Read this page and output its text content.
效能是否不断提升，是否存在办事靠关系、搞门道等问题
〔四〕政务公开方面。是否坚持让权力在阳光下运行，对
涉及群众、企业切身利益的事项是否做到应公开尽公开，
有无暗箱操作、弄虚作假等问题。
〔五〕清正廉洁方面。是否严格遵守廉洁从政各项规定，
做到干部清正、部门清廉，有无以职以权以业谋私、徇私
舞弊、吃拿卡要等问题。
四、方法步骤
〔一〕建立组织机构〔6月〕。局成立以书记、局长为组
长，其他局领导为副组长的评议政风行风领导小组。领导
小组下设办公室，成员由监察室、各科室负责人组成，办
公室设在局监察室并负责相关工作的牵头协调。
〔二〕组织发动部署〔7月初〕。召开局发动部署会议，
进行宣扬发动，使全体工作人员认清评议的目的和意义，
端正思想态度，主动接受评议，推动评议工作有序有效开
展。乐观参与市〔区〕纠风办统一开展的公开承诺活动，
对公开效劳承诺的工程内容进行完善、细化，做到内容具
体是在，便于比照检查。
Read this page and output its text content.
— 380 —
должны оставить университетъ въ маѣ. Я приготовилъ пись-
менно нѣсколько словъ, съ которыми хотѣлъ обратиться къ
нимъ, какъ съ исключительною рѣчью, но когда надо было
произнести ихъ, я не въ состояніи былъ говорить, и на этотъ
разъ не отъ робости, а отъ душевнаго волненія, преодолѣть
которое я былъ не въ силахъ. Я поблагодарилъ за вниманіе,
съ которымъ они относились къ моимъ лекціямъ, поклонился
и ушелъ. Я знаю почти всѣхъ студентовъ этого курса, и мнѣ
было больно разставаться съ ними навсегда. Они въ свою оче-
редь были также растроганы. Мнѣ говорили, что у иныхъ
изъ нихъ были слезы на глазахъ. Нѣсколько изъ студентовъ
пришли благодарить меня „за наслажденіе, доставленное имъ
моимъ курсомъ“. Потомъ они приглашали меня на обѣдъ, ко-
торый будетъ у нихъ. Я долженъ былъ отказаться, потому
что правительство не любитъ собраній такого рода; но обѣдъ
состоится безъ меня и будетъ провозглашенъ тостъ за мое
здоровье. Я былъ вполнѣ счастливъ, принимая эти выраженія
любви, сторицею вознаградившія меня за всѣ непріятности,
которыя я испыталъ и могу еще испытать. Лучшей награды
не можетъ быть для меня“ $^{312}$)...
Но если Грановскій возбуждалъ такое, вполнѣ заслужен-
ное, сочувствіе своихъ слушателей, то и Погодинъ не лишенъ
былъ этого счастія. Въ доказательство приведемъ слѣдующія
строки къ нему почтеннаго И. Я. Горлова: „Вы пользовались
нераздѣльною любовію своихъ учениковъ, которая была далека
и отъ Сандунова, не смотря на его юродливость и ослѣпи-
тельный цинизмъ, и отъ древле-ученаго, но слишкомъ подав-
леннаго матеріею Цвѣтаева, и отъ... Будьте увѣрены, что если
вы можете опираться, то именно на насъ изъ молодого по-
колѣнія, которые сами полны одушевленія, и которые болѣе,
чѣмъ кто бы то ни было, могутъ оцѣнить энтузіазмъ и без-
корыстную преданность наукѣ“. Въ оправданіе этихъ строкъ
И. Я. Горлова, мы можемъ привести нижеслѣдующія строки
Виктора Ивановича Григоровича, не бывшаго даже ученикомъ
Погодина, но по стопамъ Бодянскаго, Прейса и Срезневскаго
━━━━━━━━
▶ [Problem statement]: Transcribe every entry exactly.

▶ [The response]:
Read this page and output its text content.
效能是否不断提升，是否存在办事靠关系、搞门道等问题
〔四〕政务公开方面。是否坚持让权力在阳光下运行，对
涉及群众、企业切身利益的事项是否做到应公开尽公开，
有无暗箱操作、弄虚作假等问题。
〔五〕清正廉洁方面。是否严格遵守廉洁从政各项规定，
做到干部清正、部门清廉，有无以职以权以业谋私、徇私
舞弊、吃拿卡要等问题。
四、方法步骤
〔一〕建立组织机构〔6月〕。局成立以书记、局长为组
长，其他局领导为副组长的评议政风行风领导小组。领导
小组下设办公室，成员由监察室、各科室负责人组成，办
公室设在局监察室并负责相关工作的牵头协调。
〔二〕组织发动部署〔7月初〕。召开局发动部署会议，
进行宣扬发动，使全体工作人员认清评议的目的和意义，
端正思想态度，主动接受评议，推动评议工作有序有效开
展。乐观参与市〔区〕纠风办统一开展的公开承诺活动，
对公开效劳承诺的工程内容进行完善、细化，做到内容具
体是在，便于比照检查。
Read this page and output its text content.
— 380 —
должны оставить университетъ въ маѣ. Я приготовилъ пись-
менно нѣсколько словъ, съ которыми хотѣлъ обратиться къ
нимъ, какъ съ исключительною рѣчью, но когда надо было
произнести ихъ, я не въ состояніи былъ говорить, и на этотъ
разъ не отъ робости, а отъ душевнаго волненія, преодолѣть
которое я былъ не въ силахъ. Я поблагодарилъ за вниманіе,
съ которымъ они относились къ моимъ лекціямъ, поклонился
и ушелъ. Я знаю почти всѣхъ студентовъ этого курса, и мнѣ
было больно разставаться съ ними навсегда. Они въ свою оче-
редь были также растроганы. Мнѣ говорили, что у иныхъ
изъ нихъ были слезы на глазахъ. Нѣсколько изъ студентовъ
пришли благодарить меня „за наслажденіе, доставленное имъ
моимъ курсомъ“. Потомъ они приглашали меня на обѣдъ, ко-
торый будетъ у нихъ. Я долженъ былъ отказаться, потому
что правительство не любитъ собраній такого рода; но обѣдъ
состоится безъ меня и будетъ провозглашенъ тостъ за мое
здоровье. Я былъ вполнѣ счастливъ, принимая эти выраженія
любви, сторицею вознаградившія меня за всѣ непріятности,
которыя я испыталъ и могу еще испытать. Лучшей награды
не можетъ быть для меня“ $^{312}$)...
Но если Грановскій возбуждалъ такое, вполнѣ заслужен-
ное, сочувствіе своихъ слушателей, то и Погодинъ не лишенъ
былъ этого счастія. Въ доказательство приведемъ слѣдующія
строки къ нему почтеннаго И. Я. Горлова: „Вы пользовались
нераздѣльною любовію своихъ учениковъ, которая была далека
и отъ Сандунова, не смотря на его юродливость и ослѣпи-
тельный цинизмъ, и отъ древле-ученаго, но слишкомъ подав-
леннаго матеріею Цвѣтаева, и отъ... Будьте увѣрены, что если
вы можете опираться, то именно на насъ изъ молодого по-
колѣнія, которые сами полны одушевленія, и которые болѣе,
чѣмъ кто бы то ни было, могутъ оцѣнить энтузіазмъ и без-
корыстную преданность наукѣ“. Въ оправданіе этихъ строкъ
И. Я. Горлова, мы можемъ привести нижеслѣдующія строки
Виктора Ивановича Григоровича, не бывшаго даже ученикомъ
Погодина, но по стопамъ Бодянскаго, Прейса и Срезневскаго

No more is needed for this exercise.